## Problem statement
Please rewrite every line of the records below as a JSON list of strings, one string per line, skipping blank lines and leaving out the pictures.

## Material provided
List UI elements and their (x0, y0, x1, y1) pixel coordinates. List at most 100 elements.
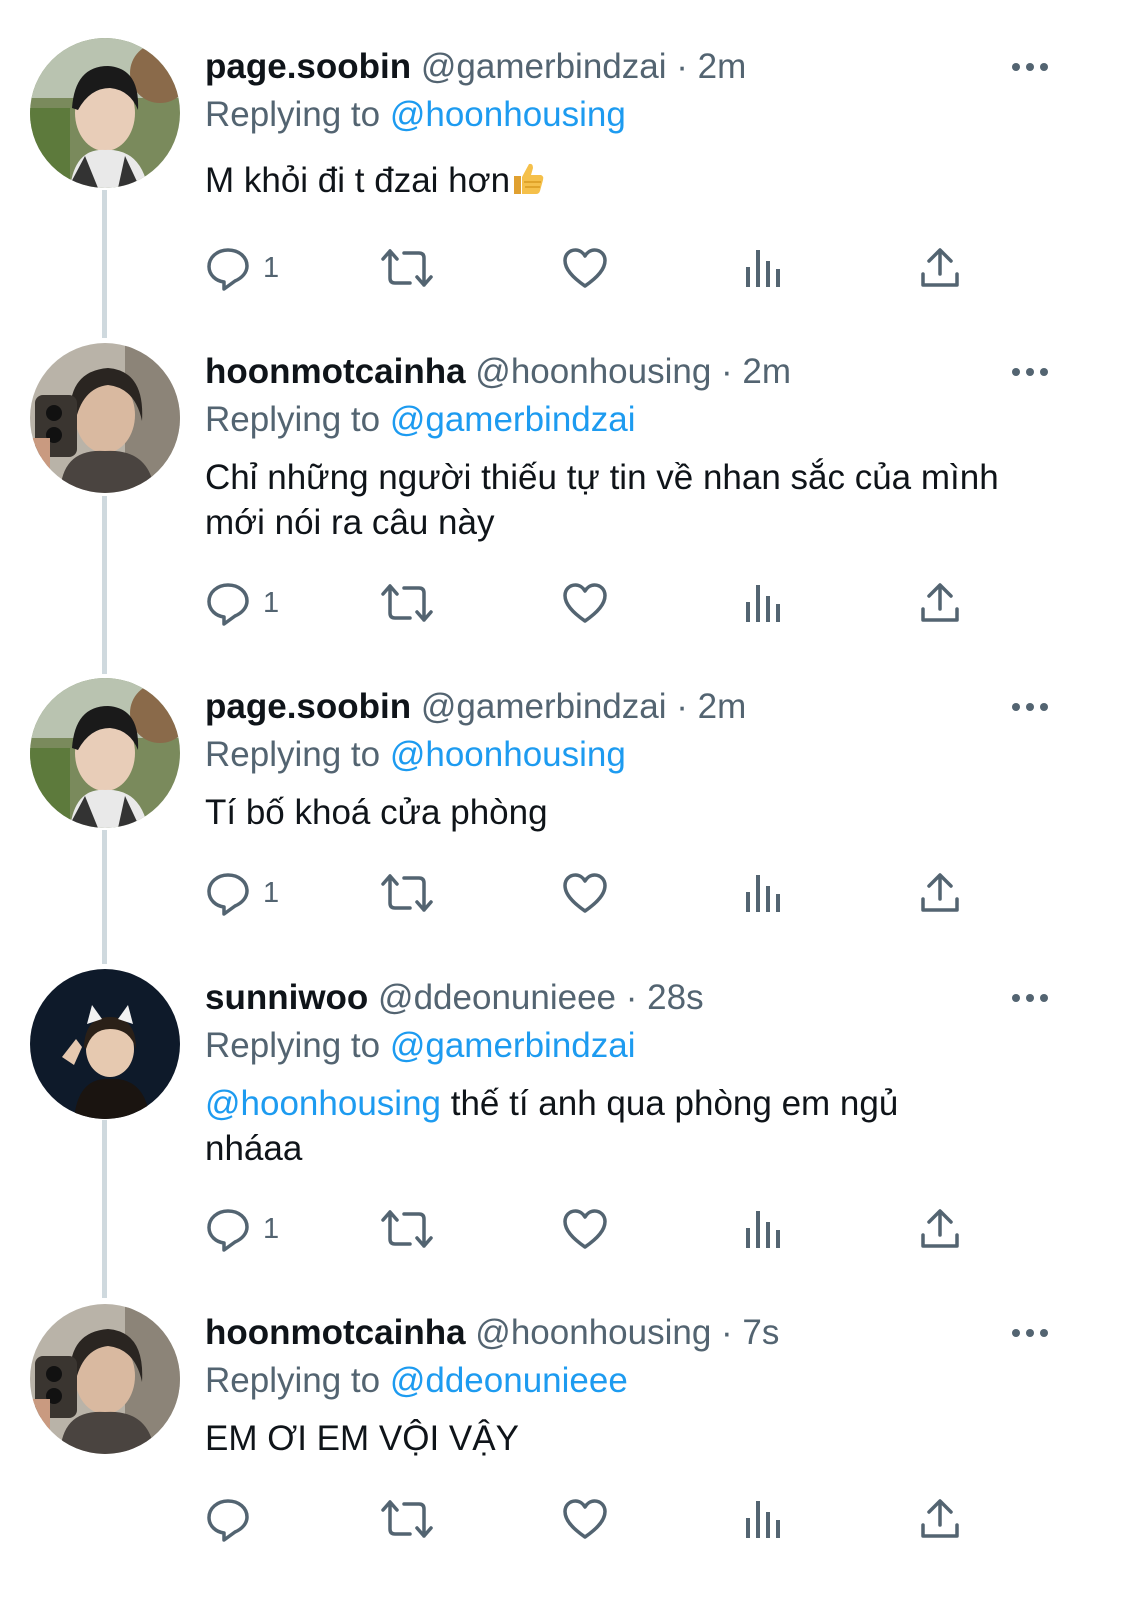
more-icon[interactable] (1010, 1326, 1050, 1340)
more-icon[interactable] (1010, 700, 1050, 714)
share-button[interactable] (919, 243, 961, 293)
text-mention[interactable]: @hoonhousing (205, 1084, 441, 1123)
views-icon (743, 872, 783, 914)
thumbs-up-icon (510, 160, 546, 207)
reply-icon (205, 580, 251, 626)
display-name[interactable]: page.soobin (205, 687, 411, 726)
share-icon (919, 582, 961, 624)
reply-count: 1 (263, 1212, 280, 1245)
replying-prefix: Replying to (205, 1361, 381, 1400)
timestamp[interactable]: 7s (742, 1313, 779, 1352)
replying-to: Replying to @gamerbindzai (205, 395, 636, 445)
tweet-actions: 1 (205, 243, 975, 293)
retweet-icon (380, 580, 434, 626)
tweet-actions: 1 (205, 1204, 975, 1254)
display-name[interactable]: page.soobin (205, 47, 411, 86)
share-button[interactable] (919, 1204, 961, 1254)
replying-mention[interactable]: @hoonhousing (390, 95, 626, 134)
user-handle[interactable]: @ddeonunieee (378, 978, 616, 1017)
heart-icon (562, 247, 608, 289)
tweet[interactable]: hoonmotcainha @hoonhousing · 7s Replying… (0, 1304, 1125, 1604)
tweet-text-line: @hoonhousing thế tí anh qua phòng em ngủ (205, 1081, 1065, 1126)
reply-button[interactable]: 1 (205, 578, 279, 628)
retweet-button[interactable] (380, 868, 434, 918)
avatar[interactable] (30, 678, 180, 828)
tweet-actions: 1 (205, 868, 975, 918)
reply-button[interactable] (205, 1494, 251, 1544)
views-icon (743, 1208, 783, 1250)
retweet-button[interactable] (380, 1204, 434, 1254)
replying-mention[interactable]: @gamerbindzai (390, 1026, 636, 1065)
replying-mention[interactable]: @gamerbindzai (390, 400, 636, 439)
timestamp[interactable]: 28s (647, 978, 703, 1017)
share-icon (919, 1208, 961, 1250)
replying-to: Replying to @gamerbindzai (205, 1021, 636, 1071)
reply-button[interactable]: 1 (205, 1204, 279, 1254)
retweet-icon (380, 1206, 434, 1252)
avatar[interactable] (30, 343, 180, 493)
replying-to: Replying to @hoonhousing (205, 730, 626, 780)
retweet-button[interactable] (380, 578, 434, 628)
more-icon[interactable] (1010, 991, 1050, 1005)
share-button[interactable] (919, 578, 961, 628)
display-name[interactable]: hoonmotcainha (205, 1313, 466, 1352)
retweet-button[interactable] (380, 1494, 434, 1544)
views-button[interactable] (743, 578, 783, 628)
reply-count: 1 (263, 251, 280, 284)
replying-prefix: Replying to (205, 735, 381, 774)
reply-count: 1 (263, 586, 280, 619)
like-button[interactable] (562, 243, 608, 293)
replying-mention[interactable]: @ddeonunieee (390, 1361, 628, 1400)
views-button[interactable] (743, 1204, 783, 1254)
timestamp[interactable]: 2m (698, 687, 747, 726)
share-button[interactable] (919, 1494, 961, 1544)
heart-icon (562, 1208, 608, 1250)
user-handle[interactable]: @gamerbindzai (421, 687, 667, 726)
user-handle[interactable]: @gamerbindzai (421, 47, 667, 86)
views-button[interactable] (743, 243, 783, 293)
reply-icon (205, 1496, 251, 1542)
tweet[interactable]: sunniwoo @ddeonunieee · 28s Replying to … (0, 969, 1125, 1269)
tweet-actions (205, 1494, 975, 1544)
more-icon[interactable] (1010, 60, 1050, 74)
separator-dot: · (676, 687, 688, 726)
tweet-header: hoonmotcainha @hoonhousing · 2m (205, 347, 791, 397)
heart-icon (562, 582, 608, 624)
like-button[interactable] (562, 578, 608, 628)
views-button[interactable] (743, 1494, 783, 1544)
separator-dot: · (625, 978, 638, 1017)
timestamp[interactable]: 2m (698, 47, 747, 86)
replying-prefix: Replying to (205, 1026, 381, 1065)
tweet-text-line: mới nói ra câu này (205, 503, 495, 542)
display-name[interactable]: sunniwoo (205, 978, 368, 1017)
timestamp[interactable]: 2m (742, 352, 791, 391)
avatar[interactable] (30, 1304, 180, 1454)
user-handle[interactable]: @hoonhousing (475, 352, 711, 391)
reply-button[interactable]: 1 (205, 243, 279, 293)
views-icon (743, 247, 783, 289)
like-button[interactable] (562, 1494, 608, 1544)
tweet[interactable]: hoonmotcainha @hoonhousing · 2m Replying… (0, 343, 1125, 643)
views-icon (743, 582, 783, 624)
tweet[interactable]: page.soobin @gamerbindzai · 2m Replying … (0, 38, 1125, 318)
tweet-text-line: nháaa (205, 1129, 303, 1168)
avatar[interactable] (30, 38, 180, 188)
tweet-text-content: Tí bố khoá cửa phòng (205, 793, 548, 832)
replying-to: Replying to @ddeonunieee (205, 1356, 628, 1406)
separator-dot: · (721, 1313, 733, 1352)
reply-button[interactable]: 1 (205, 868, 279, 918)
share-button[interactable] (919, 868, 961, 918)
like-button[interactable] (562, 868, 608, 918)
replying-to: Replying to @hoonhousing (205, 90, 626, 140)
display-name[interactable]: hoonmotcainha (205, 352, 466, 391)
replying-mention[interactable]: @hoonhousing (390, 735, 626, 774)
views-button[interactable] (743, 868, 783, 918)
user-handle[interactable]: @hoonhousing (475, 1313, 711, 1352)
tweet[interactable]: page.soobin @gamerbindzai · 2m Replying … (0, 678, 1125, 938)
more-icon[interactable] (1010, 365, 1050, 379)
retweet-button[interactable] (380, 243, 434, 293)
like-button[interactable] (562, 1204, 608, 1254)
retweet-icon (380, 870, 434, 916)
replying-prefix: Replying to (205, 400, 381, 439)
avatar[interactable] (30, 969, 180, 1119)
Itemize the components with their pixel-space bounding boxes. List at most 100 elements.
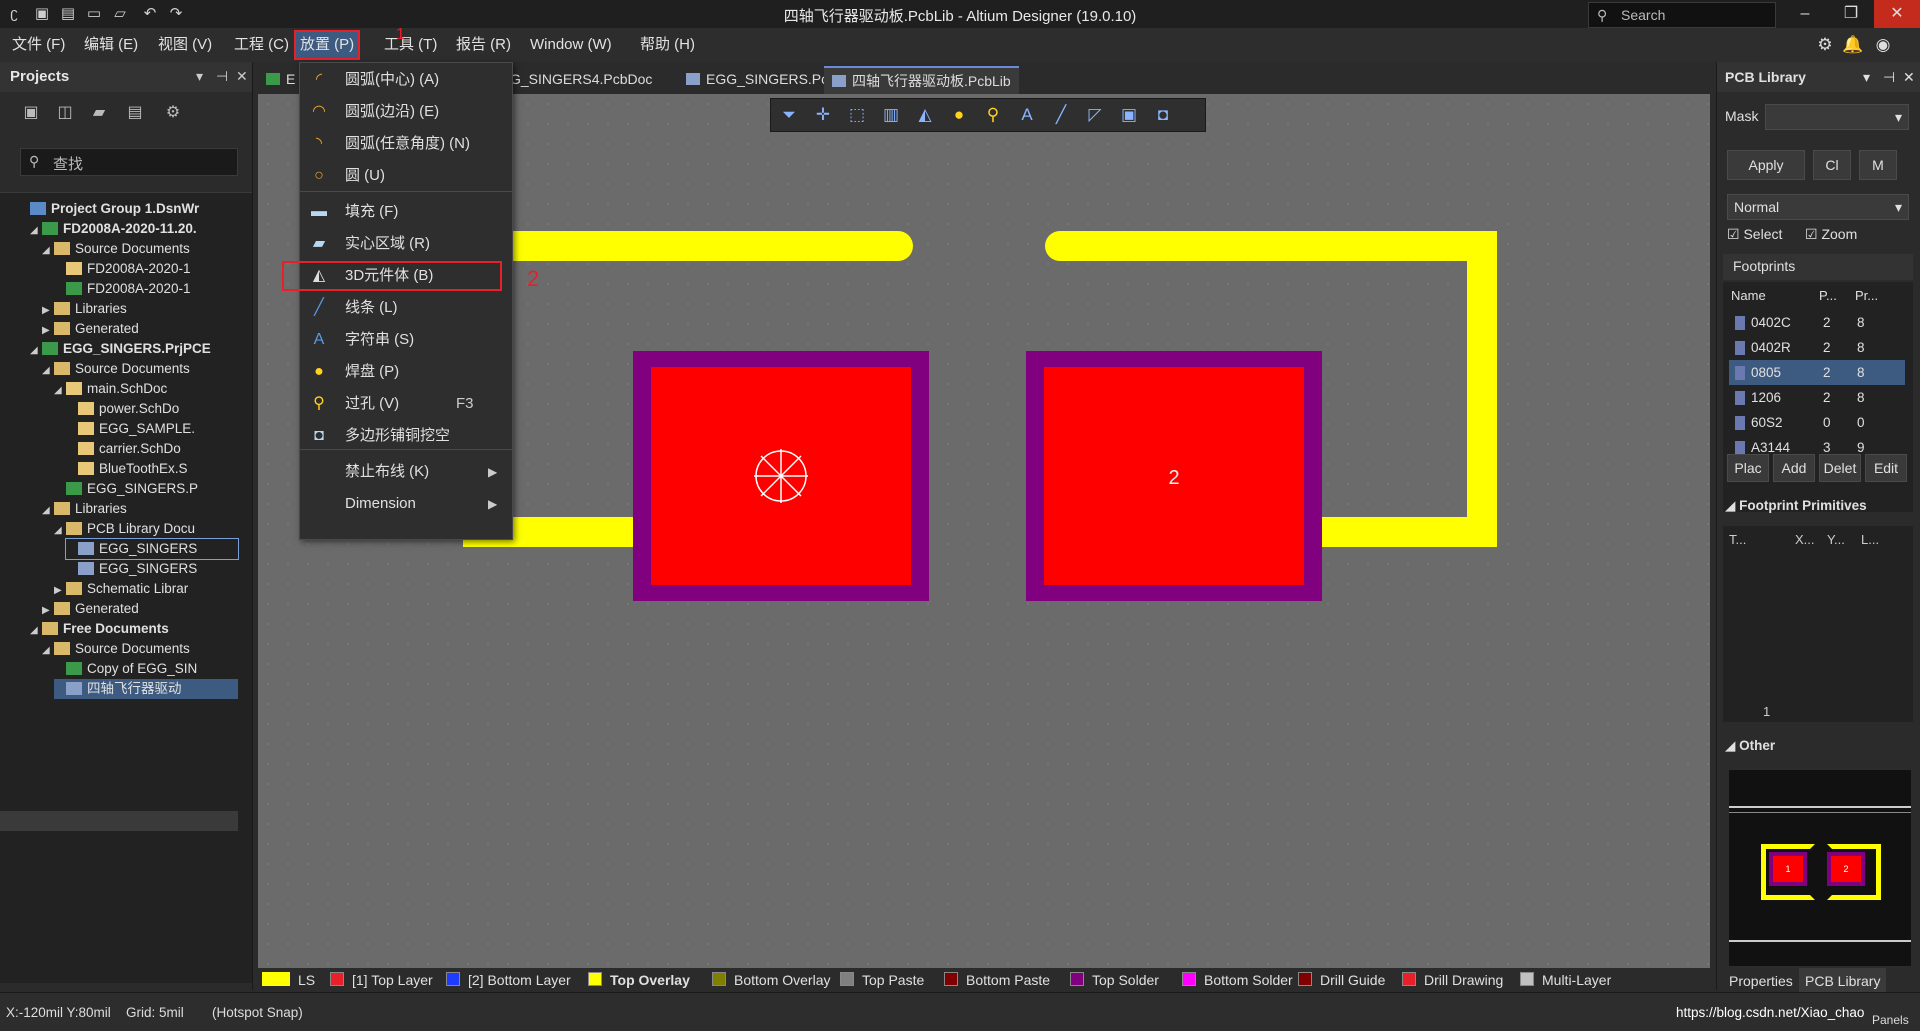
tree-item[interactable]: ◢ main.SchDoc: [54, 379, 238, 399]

## Task answer
[
  "List UI elements and their (x0, y0, x1, y1) pixel coordinates. List at most 100 elements.",
  "more-icon[interactable] (1010, 1326, 1050, 1340)",
  "more-icon[interactable] (1010, 700, 1050, 714)",
  "share-button[interactable] (919, 243, 961, 293)",
  "text-mention[interactable]: @hoonhousing (205, 1084, 441, 1123)",
  "views-icon (743, 872, 783, 914)",
  "thumbs-up-icon (510, 160, 546, 207)",
  "reply-icon (205, 580, 251, 626)",
  "display-name[interactable]: page.soobin (205, 687, 411, 726)",
  "share-icon (919, 582, 961, 624)",
  "reply-count: 1 (263, 1212, 280, 1245)",
  "replying-prefix: Replying to (205, 1361, 381, 1400)",
  "timestamp[interactable]: 7s (742, 1313, 779, 1352)",
  "replying-to: Replying to @gamerbindzai (205, 395, 636, 445)",
  "tweet-actions: 1 (205, 243, 975, 293)",
  "retweet-icon (380, 580, 434, 626)",
  "tweet-actions: 1 (205, 1204, 975, 1254)",
  "display-name[interactable]: page.soobin (205, 47, 411, 86)",
  "share-button[interactable] (919, 1204, 961, 1254)",
  "replying-mention[interactable]: @hoonhousing (390, 95, 626, 134)",
  "user-handle[interactable]: @ddeonunieee (378, 978, 616, 1017)",
  "heart-icon (562, 247, 608, 289)",
  "tweet[interactable]: hoonmotcainha @hoonhousing · 7s Replying… (0, 1304, 1125, 1604)",
  "tweet-text-line: @hoonhousing thế tí anh qua phòng em ngủ (205, 1081, 1065, 1126)",
  "reply-button[interactable]: 1 (205, 578, 279, 628)",
  "retweet-button[interactable] (380, 868, 434, 918)",
  "avatar[interactable] (30, 678, 180, 828)",
  "tweet-actions: 1 (205, 868, 975, 918)",
  "reply-button[interactable] (205, 1494, 251, 1544)",
  "views-icon (743, 1208, 783, 1250)",
  "retweet-button[interactable] (380, 1204, 434, 1254)",
  "replying-mention[interactable]: @gamerbindzai (390, 1026, 636, 1065)",
  "replying-mention[interactable]: @gamerbindzai (390, 400, 636, 439)",
  "timestamp[interactable]: 28s (647, 978, 703, 1017)",
  "share-icon (919, 1208, 961, 1250)",
  "replying-to: Replying to @gamerbindzai (205, 1021, 636, 1071)",
  "reply-button[interactable]: 1 (205, 1204, 279, 1254)",
  "retweet-icon (380, 1206, 434, 1252)",
  "avatar[interactable] (30, 343, 180, 493)",
  "replying-to: Replying to @hoonhousing (205, 730, 626, 780)",
  "retweet-button[interactable] (380, 578, 434, 628)",
  "more-icon[interactable] (1010, 991, 1050, 1005)",
  "share-button[interactable] (919, 578, 961, 628)",
  "display-name[interactable]: hoonmotcainha (205, 1313, 466, 1352)",
  "retweet-button[interactable] (380, 1494, 434, 1544)",
  "views-button[interactable] (743, 578, 783, 628)",
  "reply-count: 1 (263, 251, 280, 284)",
  "replying-prefix: Replying to (205, 735, 381, 774)",
  "reply-count: 1 (263, 586, 280, 619)",
  "like-button[interactable] (562, 243, 608, 293)",
  "replying-mention[interactable]: @ddeonunieee (390, 1361, 628, 1400)",
  "views-button[interactable] (743, 1204, 783, 1254)",
  "timestamp[interactable]: 2m (698, 687, 747, 726)",
  "share-button[interactable] (919, 1494, 961, 1544)",
  "heart-icon (562, 1208, 608, 1250)",
  "user-handle[interactable]: @gamerbindzai (421, 687, 667, 726)",
  "user-handle[interactable]: @gamerbindzai (421, 47, 667, 86)",
  "views-button[interactable] (743, 243, 783, 293)",
  "reply-icon (205, 1496, 251, 1542)",
  "tweet[interactable]: sunniwoo @ddeonunieee · 28s Replying to … (0, 969, 1125, 1269)",
  "tweet-actions (205, 1494, 975, 1544)",
  "more-icon[interactable] (1010, 60, 1050, 74)",
  "separator-dot: · (676, 687, 688, 726)",
  "tweet-header: hoonmotcainha @hoonhousing · 2m (205, 347, 791, 397)",
  "heart-icon (562, 582, 608, 624)",
  "like-button[interactable] (562, 578, 608, 628)",
  "views-button[interactable] (743, 1494, 783, 1544)",
  "separator-dot: · (625, 978, 638, 1017)",
  "timestamp[interactable]: 2m (698, 47, 747, 86)",
  "replying-prefix: Replying to (205, 1026, 381, 1065)",
  "tweet-text-line: mới nói ra câu này (205, 503, 495, 542)",
  "display-name[interactable]: sunniwoo (205, 978, 368, 1017)",
  "timestamp[interactable]: 2m (742, 352, 791, 391)",
  "avatar[interactable] (30, 1304, 180, 1454)",
  "user-handle[interactable]: @hoonhousing (475, 352, 711, 391)",
  "reply-button[interactable]: 1 (205, 243, 279, 293)",
  "views-icon (743, 247, 783, 289)",
  "like-button[interactable] (562, 1494, 608, 1544)",
  "tweet[interactable]: hoonmotcainha @hoonhousing · 2m Replying… (0, 343, 1125, 643)",
  "views-icon (743, 582, 783, 624)",
  "tweet[interactable]: page.soobin @gamerbindzai · 2m Replying … (0, 38, 1125, 318)",
  "tweet-text-line: nháaa (205, 1129, 303, 1168)",
  "avatar[interactable] (30, 38, 180, 188)",
  "tweet-text-content: Tí bố khoá cửa phòng (205, 793, 548, 832)",
  "replying-to: Replying to @ddeonunieee (205, 1356, 628, 1406)",
  "separator-dot: · (721, 1313, 733, 1352)",
  "reply-button[interactable]: 1 (205, 868, 279, 918)",
  "share-button[interactable] (919, 868, 961, 918)",
  "like-button[interactable] (562, 868, 608, 918)",
  "replying-to: Replying to @hoonhousing (205, 90, 626, 140)",
  "display-name[interactable]: hoonmotcainha (205, 352, 466, 391)",
  "replying-mention[interactable]: @hoonhousing (390, 735, 626, 774)",
  "views-button[interactable] (743, 868, 783, 918)",
  "user-handle[interactable]: @hoonhousing (475, 1313, 711, 1352)",
  "tweet[interactable]: page.soobin @gamerbindzai · 2m Replying … (0, 678, 1125, 938)",
  "more-icon[interactable] (1010, 365, 1050, 379)",
  "retweet-button[interactable] (380, 243, 434, 293)",
  "like-button[interactable] (562, 1204, 608, 1254)",
  "retweet-icon (380, 870, 434, 916)",
  "replying-prefix: Replying to (205, 400, 381, 439)",
  "avatar[interactable] (30, 969, 180, 1119)",
  "Itemize the components with their pixel-space bounding boxes. List at most 100 elements.",
  "tree-item[interactable]: ◢ main.SchDoc: [54, 379, 238, 399]"
]